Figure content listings
+-------+

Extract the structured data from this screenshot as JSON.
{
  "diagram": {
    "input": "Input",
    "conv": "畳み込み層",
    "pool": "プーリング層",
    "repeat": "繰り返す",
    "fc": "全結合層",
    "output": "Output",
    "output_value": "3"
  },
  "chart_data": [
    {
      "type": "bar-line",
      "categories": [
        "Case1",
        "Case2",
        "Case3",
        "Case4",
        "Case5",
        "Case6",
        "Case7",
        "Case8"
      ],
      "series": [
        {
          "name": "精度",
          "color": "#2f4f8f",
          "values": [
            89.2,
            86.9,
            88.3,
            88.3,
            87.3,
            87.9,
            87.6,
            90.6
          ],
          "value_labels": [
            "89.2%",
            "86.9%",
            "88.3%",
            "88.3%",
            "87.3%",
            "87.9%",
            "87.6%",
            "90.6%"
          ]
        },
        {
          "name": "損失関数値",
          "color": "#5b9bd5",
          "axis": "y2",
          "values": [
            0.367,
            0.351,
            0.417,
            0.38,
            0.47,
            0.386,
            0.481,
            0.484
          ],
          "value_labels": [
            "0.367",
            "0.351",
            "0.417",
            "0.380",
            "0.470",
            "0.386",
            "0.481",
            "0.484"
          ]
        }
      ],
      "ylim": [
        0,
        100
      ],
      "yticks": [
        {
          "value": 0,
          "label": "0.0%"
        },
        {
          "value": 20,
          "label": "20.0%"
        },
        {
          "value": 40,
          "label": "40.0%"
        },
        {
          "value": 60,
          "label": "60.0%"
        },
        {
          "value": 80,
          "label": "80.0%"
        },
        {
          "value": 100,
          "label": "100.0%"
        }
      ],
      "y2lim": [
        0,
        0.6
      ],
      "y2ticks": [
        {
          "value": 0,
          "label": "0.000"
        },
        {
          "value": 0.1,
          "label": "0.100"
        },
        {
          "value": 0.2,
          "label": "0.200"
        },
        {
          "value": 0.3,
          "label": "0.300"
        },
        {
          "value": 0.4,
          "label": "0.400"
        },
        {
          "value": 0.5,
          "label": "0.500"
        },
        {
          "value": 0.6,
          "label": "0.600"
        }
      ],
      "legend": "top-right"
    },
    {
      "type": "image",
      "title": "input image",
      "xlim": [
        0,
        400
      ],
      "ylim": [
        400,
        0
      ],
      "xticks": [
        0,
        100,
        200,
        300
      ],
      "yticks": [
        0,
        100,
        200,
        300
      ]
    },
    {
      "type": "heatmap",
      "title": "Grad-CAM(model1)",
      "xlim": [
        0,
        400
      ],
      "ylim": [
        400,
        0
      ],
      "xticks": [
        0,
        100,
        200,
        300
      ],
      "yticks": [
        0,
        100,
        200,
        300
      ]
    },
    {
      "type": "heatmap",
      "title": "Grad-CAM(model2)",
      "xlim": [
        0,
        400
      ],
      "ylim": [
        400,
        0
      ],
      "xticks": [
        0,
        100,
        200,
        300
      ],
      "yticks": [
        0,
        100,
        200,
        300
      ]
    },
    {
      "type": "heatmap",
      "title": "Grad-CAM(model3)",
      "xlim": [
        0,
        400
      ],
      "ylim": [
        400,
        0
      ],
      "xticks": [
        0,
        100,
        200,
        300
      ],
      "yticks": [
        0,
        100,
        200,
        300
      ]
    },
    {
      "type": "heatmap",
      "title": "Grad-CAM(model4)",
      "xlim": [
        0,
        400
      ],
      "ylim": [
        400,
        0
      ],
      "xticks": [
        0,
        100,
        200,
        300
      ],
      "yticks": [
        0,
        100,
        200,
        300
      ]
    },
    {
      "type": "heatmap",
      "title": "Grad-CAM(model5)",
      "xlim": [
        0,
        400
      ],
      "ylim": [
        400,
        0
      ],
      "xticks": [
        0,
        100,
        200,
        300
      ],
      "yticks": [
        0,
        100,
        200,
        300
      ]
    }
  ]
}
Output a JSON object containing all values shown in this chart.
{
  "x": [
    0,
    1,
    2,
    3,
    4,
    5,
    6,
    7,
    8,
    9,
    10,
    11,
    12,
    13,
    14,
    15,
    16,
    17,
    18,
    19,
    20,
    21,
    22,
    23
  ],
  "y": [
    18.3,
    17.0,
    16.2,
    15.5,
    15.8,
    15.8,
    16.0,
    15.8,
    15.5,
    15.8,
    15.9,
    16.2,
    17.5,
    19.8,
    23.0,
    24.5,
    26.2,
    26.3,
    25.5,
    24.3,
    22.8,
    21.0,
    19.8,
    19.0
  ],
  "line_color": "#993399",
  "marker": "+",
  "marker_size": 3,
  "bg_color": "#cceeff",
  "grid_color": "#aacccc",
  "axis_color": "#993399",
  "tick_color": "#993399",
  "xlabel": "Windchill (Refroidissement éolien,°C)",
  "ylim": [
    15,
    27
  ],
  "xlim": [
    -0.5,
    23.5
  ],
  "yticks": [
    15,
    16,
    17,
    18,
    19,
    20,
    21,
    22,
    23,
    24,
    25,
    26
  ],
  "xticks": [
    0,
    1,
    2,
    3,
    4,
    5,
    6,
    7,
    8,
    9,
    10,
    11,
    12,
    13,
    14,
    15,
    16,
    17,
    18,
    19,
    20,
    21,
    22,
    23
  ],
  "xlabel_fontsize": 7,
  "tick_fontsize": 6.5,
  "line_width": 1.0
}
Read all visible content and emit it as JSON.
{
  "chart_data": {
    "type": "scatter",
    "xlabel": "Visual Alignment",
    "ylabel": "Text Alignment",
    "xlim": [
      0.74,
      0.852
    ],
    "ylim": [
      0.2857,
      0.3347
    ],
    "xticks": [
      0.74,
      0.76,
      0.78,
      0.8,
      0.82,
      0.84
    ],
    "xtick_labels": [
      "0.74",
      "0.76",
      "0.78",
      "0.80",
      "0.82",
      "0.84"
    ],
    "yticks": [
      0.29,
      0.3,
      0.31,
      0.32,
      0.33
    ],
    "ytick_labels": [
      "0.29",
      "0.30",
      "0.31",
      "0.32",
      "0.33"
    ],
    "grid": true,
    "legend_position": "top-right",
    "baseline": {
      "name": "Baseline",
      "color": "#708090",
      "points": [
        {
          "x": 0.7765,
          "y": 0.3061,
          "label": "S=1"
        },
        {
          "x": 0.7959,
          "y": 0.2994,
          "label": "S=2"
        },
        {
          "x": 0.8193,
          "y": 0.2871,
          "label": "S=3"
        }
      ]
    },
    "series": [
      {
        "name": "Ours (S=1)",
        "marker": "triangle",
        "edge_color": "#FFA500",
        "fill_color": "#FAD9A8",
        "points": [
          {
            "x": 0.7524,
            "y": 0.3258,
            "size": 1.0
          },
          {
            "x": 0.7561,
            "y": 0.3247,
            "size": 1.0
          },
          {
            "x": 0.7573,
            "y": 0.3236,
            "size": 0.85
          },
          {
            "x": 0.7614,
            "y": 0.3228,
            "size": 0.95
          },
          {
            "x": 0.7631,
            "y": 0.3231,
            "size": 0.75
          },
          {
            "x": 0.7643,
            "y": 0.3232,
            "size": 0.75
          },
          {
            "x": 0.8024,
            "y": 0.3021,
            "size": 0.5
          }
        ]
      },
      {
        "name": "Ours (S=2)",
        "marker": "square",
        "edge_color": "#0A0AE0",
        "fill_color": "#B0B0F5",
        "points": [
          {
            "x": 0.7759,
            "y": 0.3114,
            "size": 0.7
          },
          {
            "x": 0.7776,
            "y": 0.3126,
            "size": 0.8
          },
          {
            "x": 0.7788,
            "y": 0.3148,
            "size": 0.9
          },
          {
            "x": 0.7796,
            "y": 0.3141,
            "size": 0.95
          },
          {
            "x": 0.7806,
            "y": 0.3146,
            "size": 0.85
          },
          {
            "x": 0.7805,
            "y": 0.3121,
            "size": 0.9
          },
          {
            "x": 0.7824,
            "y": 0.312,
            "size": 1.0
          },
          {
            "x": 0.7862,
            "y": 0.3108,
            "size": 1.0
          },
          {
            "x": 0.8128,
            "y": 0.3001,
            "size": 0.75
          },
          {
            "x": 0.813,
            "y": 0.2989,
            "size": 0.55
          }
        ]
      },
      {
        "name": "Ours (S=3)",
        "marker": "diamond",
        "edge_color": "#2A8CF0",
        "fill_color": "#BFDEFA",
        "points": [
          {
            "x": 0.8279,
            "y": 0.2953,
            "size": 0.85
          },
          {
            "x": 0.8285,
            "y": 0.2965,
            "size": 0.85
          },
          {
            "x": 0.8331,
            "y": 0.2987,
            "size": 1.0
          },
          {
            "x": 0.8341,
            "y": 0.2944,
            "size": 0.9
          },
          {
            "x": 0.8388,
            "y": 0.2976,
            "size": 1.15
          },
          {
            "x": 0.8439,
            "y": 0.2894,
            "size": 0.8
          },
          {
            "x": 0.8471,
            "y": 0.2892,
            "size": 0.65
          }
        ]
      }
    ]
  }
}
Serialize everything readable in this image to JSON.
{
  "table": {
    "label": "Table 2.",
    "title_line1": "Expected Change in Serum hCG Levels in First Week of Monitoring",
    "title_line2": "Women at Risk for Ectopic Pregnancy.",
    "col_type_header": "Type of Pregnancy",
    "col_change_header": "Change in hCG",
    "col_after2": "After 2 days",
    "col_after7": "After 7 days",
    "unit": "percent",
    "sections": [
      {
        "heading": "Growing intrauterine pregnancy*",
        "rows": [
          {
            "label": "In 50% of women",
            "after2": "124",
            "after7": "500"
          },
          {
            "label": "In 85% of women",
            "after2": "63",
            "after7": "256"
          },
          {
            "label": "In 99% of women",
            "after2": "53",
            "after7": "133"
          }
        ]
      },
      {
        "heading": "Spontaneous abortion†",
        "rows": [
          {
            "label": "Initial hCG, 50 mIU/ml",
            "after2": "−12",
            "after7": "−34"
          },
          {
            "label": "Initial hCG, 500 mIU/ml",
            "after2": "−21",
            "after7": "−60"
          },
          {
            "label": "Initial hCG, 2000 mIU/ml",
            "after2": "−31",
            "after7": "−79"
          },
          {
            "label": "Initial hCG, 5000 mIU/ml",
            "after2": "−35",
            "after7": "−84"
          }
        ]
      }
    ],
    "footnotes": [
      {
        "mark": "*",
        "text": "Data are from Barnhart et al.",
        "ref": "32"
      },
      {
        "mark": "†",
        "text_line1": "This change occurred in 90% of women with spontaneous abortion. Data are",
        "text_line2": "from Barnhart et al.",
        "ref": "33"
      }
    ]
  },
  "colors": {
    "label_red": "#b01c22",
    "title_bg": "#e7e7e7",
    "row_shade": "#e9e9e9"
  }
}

+-------+

- _BRIEF_
Go through the material above and copy each line that has the word "name".

- _FINAL RESULT_
          "name": "精度",
          "name": "損失関数値",
      "name": "Baseline",
        "name": "Ours (S=1)",
        "name": "Ours (S=2)",
        "name": "Ours (S=3)",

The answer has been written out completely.